-------- Entries supplied

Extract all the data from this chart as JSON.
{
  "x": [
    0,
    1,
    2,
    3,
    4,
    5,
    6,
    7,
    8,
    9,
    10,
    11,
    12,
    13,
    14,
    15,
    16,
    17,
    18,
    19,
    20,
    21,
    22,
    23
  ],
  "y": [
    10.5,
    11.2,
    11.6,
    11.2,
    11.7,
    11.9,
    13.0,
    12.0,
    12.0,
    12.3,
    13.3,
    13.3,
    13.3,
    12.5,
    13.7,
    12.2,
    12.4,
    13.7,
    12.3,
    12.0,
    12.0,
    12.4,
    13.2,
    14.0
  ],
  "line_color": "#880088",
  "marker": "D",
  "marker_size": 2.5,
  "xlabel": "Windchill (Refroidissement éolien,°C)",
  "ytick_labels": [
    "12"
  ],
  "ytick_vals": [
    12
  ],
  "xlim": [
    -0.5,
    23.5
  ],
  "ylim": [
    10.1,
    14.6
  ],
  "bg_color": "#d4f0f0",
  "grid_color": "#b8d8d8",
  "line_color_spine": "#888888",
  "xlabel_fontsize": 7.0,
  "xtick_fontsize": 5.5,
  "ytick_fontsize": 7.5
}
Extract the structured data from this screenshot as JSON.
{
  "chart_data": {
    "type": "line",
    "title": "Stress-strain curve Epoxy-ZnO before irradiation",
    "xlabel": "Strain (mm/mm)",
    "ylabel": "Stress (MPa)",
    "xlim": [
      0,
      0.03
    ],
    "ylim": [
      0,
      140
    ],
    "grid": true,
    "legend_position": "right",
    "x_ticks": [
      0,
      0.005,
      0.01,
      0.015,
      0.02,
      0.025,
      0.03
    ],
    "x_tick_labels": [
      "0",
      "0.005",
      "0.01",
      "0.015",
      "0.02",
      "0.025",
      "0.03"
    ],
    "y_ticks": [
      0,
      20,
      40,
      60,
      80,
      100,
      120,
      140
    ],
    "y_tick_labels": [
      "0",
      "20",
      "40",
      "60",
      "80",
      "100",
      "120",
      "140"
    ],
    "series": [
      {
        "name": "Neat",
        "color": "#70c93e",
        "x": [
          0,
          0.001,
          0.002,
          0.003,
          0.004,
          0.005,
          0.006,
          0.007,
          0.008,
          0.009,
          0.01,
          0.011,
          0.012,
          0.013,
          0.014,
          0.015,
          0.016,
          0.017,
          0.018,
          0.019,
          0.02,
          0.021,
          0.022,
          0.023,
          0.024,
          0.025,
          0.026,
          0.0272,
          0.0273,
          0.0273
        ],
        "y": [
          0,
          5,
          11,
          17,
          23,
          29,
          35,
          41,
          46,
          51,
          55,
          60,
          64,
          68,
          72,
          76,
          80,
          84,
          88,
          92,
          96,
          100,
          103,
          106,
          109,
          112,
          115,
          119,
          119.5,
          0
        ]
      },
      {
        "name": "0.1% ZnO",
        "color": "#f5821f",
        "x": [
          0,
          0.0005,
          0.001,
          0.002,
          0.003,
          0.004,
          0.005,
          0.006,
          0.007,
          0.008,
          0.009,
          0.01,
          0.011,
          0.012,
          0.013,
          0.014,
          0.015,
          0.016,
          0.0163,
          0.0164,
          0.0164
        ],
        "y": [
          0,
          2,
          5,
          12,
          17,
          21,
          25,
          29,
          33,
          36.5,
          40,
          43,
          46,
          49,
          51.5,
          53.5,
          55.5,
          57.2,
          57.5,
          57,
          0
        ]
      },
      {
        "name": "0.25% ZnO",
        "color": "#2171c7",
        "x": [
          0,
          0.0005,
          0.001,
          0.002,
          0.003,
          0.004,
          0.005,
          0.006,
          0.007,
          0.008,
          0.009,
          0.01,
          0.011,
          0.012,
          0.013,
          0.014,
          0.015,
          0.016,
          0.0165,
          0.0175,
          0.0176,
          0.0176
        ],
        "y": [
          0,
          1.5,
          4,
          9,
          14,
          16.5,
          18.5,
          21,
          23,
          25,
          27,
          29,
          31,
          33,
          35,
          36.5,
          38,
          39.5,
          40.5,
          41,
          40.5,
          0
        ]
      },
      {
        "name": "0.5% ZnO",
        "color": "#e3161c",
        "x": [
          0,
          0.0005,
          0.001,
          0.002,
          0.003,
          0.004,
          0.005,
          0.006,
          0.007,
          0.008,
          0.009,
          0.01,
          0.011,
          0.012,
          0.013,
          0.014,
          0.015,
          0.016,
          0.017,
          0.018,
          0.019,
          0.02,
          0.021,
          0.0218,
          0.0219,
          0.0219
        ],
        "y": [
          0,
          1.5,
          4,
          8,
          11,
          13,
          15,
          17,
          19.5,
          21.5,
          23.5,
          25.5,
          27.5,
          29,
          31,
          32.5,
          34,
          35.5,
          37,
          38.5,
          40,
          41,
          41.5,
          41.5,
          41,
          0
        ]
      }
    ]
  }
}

----------------

**What you have to do**
Restate each record word for word.

**Finished exercise**
Extract all the data from this chart as JSON.
{
  "x": [
    0,
    1,
    2,
    3,
    4,
    5,
    6,
    7,
    8,
    9,
    10,
    11,
    12,
    13,
    14,
    15,
    16,
    17,
    18,
    19,
    20,
    21,
    22,
    23
  ],
  "y": [
    10.5,
    11.2,
    11.6,
    11.2,
    11.7,
    11.9,
    13.0,
    12.0,
    12.0,
    12.3,
    13.3,
    13.3,
    13.3,
    12.5,
    13.7,
    12.2,
    12.4,
    13.7,
    12.3,
    12.0,
    12.0,
    12.4,
    13.2,
    14.0
  ],
  "line_color": "#880088",
  "marker": "D",
  "marker_size": 2.5,
  "xlabel": "Windchill (Refroidissement éolien,°C)",
  "ytick_labels": [
    "12"
  ],
  "ytick_vals": [
    12
  ],
  "xlim": [
    -0.5,
    23.5
  ],
  "ylim": [
    10.1,
    14.6
  ],
  "bg_color": "#d4f0f0",
  "grid_color": "#b8d8d8",
  "line_color_spine": "#888888",
  "xlabel_fontsize": 7.0,
  "xtick_fontsize": 5.5,
  "ytick_fontsize": 7.5
}
Extract the structured data from this screenshot as JSON.
{
  "chart_data": {
    "type": "line",
    "title": "Stress-strain curve Epoxy-ZnO before irradiation",
    "xlabel": "Strain (mm/mm)",
    "ylabel": "Stress (MPa)",
    "xlim": [
      0,
      0.03
    ],
    "ylim": [
      0,
      140
    ],
    "grid": true,
    "legend_position": "right",
    "x_ticks": [
      0,
      0.005,
      0.01,
      0.015,
      0.02,
      0.025,
      0.03
    ],
    "x_tick_labels": [
      "0",
      "0.005",
      "0.01",
      "0.015",
      "0.02",
      "0.025",
      "0.03"
    ],
    "y_ticks": [
      0,
      20,
      40,
      60,
      80,
      100,
      120,
      140
    ],
    "y_tick_labels": [
      "0",
      "20",
      "40",
      "60",
      "80",
      "100",
      "120",
      "140"
    ],
    "series": [
      {
        "name": "Neat",
        "color": "#70c93e",
        "x": [
          0,
          0.001,
          0.002,
          0.003,
          0.004,
          0.005,
          0.006,
          0.007,
          0.008,
          0.009,
          0.01,
          0.011,
          0.012,
          0.013,
          0.014,
          0.015,
          0.016,
          0.017,
          0.018,
          0.019,
          0.02,
          0.021,
          0.022,
          0.023,
          0.024,
          0.025,
          0.026,
          0.0272,
          0.0273,
          0.0273
        ],
        "y": [
          0,
          5,
          11,
          17,
          23,
          29,
          35,
          41,
          46,
          51,
          55,
          60,
          64,
          68,
          72,
          76,
          80,
          84,
          88,
          92,
          96,
          100,
          103,
          106,
          109,
          112,
          115,
          119,
          119.5,
          0
        ]
      },
      {
        "name": "0.1% ZnO",
        "color": "#f5821f",
        "x": [
          0,
          0.0005,
          0.001,
          0.002,
          0.003,
          0.004,
          0.005,
          0.006,
          0.007,
          0.008,
          0.009,
          0.01,
          0.011,
          0.012,
          0.013,
          0.014,
          0.015,
          0.016,
          0.0163,
          0.0164,
          0.0164
        ],
        "y": [
          0,
          2,
          5,
          12,
          17,
          21,
          25,
          29,
          33,
          36.5,
          40,
          43,
          46,
          49,
          51.5,
          53.5,
          55.5,
          57.2,
          57.5,
          57,
          0
        ]
      },
      {
        "name": "0.25% ZnO",
        "color": "#2171c7",
        "x": [
          0,
          0.0005,
          0.001,
          0.002,
          0.003,
          0.004,
          0.005,
          0.006,
          0.007,
          0.008,
          0.009,
          0.01,
          0.011,
          0.012,
          0.013,
          0.014,
          0.015,
          0.016,
          0.0165,
          0.0175,
          0.0176,
          0.0176
        ],
        "y": [
          0,
          1.5,
          4,
          9,
          14,
          16.5,
          18.5,
          21,
          23,
          25,
          27,
          29,
          31,
          33,
          35,
          36.5,
          38,
          39.5,
          40.5,
          41,
          40.5,
          0
        ]
      },
      {
        "name": "0.5% ZnO",
        "color": "#e3161c",
        "x": [
          0,
          0.0005,
          0.001,
          0.002,
          0.003,
          0.004,
          0.005,
          0.006,
          0.007,
          0.008,
          0.009,
          0.01,
          0.011,
          0.012,
          0.013,
          0.014,
          0.015,
          0.016,
          0.017,
          0.018,
          0.019,
          0.02,
          0.021,
          0.0218,
          0.0219,
          0.0219
        ],
        "y": [
          0,
          1.5,
          4,
          8,
          11,
          13,
          15,
          17,
          19.5,
          21.5,
          23.5,
          25.5,
          27.5,
          29,
          31,
          32.5,
          34,
          35.5,
          37,
          38.5,
          40,
          41,
          41.5,
          41.5,
          41,
          0
        ]
      }
    ]
  }
}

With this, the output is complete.